DATA EXTRACT:
--

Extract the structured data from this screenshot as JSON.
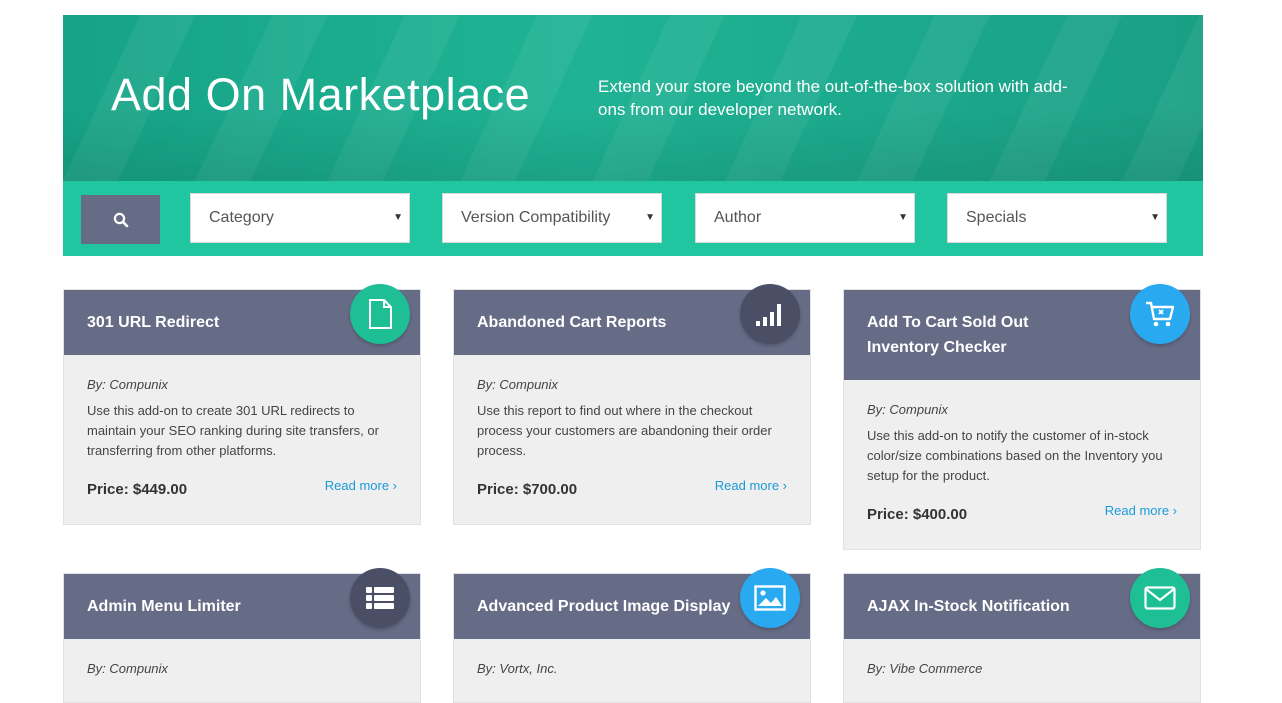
{
  "hero": {
    "title": "Add On Marketplace",
    "subtitle": "Extend your store beyond the out-of-the-box solution with add-ons from our developer network."
  },
  "filters": {
    "search_icon": "search-icon",
    "category": "Category",
    "version": "Version Compatibility",
    "author": "Author",
    "specials": "Specials"
  },
  "colors": {
    "hero_bg": "#1aa98a",
    "filterbar_bg": "#1fc6a0",
    "card_header": "#666b86",
    "link": "#1b9bd8",
    "badge_green": "#1fbf95",
    "badge_dark": "#4b4f66",
    "badge_blue": "#29a9f0"
  },
  "cards": [
    {
      "title": "301 URL Redirect",
      "icon": "document-icon",
      "author": "By: Compunix",
      "description": "Use this add-on to create 301 URL redirects to maintain your SEO ranking during site transfers, or transferring from other platforms.",
      "price": "Price: $449.00",
      "more": "Read more ›"
    },
    {
      "title": "Abandoned Cart Reports",
      "icon": "signal-bars-icon",
      "author": "By: Compunix",
      "description": "Use this report to find out where in the checkout process your customers are abandoning their order process.",
      "price": "Price: $700.00",
      "more": "Read more ›"
    },
    {
      "title": "Add To Cart Sold Out Inventory Checker",
      "icon": "cart-icon",
      "author": "By: Compunix",
      "description": "Use this add-on to notify the customer of in-stock color/size combinations based on the Inventory you setup for the product.",
      "price": "Price: $400.00",
      "more": "Read more ›"
    },
    {
      "title": "Admin Menu Limiter",
      "icon": "list-icon",
      "author": "By: Compunix"
    },
    {
      "title": "Advanced Product Image Display",
      "icon": "image-icon",
      "author": "By: Vortx, Inc."
    },
    {
      "title": "AJAX In-Stock Notification",
      "icon": "envelope-icon",
      "author": "By: Vibe Commerce"
    }
  ]
}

--

GIVEN INSTRUCTION: Copy every line of the records above that holds the word "description".

SOLUTION BELOW:
      "description": "Use this add-on to create 301 URL redirects to maintain your SEO ranking during site transfers, or transferring from other platforms.",
      "description": "Use this report to find out where in the checkout process your customers are abandoning their order process.",
      "description": "Use this add-on to notify the customer of in-stock color/size combinations based on the Inventory you setup for the product.",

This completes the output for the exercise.